Find the lines containing "this" and say how many there are, with no other words.

--- INFORMATION SHOWN ---

====

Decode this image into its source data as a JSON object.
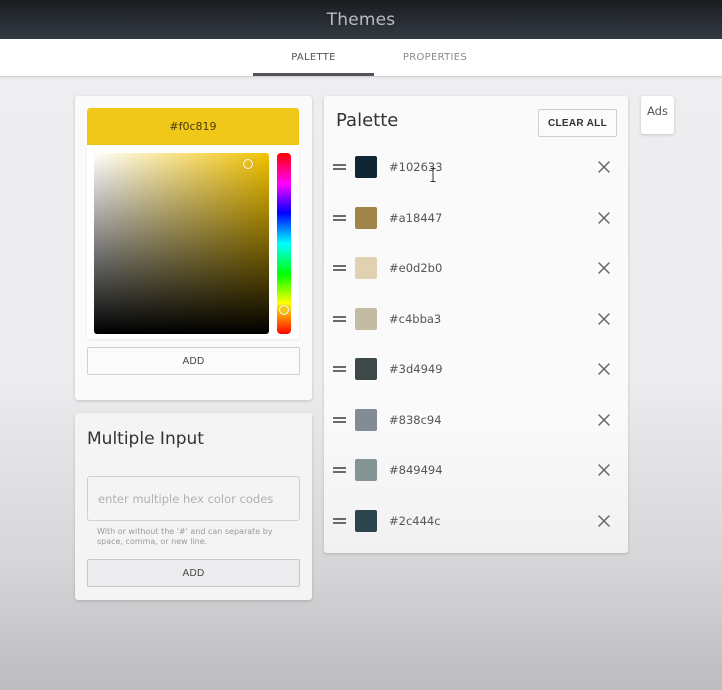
{
  "header": {
    "title": "Themes"
  },
  "tabs": [
    {
      "label": "PALETTE",
      "active": true
    },
    {
      "label": "PROPERTIES",
      "active": false
    }
  ],
  "color_picker": {
    "current_hex": "#f0c819",
    "current_color": "#f0c819",
    "hue_base_color": "#f2c200",
    "saturation": 0.88,
    "brightness": 0.94,
    "hue_degrees": 48,
    "add_label": "ADD"
  },
  "multiple_input": {
    "title": "Multiple Input",
    "placeholder": "enter multiple hex color codes",
    "value": "",
    "hint": "With or without the '#' and can separate by space, comma, or new line.",
    "add_label": "ADD"
  },
  "palette": {
    "title": "Palette",
    "clear_all_label": "CLEAR ALL",
    "items": [
      {
        "hex": "#102633",
        "color": "#102633"
      },
      {
        "hex": "#a18447",
        "color": "#a18447"
      },
      {
        "hex": "#e0d2b0",
        "color": "#e0d2b0"
      },
      {
        "hex": "#c4bba3",
        "color": "#c4bba3"
      },
      {
        "hex": "#3d4949",
        "color": "#3d4949"
      },
      {
        "hex": "#838c94",
        "color": "#838c94"
      },
      {
        "hex": "#849494",
        "color": "#849494"
      },
      {
        "hex": "#2c444c",
        "color": "#2c444c"
      }
    ]
  },
  "ads": {
    "label": "Ads"
  }
}
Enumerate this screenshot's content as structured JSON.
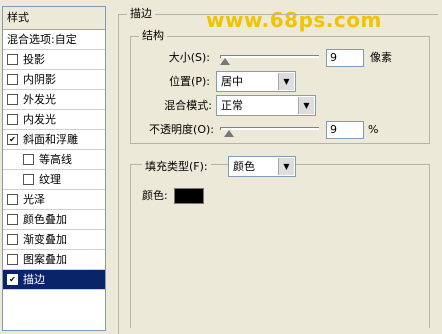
{
  "sidebar": {
    "header": "样式",
    "items": [
      {
        "label": "混合选项:自定",
        "checkbox": false,
        "checked": false,
        "sub": false
      },
      {
        "label": "投影",
        "checkbox": true,
        "checked": false,
        "sub": false
      },
      {
        "label": "内阴影",
        "checkbox": true,
        "checked": false,
        "sub": false
      },
      {
        "label": "外发光",
        "checkbox": true,
        "checked": false,
        "sub": false
      },
      {
        "label": "内发光",
        "checkbox": true,
        "checked": false,
        "sub": false
      },
      {
        "label": "斜面和浮雕",
        "checkbox": true,
        "checked": true,
        "sub": false
      },
      {
        "label": "等高线",
        "checkbox": true,
        "checked": false,
        "sub": true
      },
      {
        "label": "纹理",
        "checkbox": true,
        "checked": false,
        "sub": true
      },
      {
        "label": "光泽",
        "checkbox": true,
        "checked": false,
        "sub": false
      },
      {
        "label": "颜色叠加",
        "checkbox": true,
        "checked": false,
        "sub": false
      },
      {
        "label": "渐变叠加",
        "checkbox": true,
        "checked": false,
        "sub": false
      },
      {
        "label": "图案叠加",
        "checkbox": true,
        "checked": false,
        "sub": false
      },
      {
        "label": "描边",
        "checkbox": true,
        "checked": true,
        "sub": false,
        "selected": true
      }
    ]
  },
  "watermark": "www.68ps.com",
  "stroke": {
    "title": "描边",
    "structure_title": "结构",
    "size_label": "大小(S):",
    "size_value": "9",
    "size_unit": "像素",
    "size_fraction": 0.05,
    "position_label": "位置(P):",
    "position_value": "居中",
    "blend_label": "混合模式:",
    "blend_value": "正常",
    "opacity_label": "不透明度(O):",
    "opacity_value": "9",
    "opacity_unit": "%",
    "opacity_fraction": 0.09,
    "fill_type_label": "填充类型(F):",
    "fill_type_value": "颜色",
    "color_label": "颜色:",
    "color_value": "#000000"
  }
}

====

--- RESULT ---
2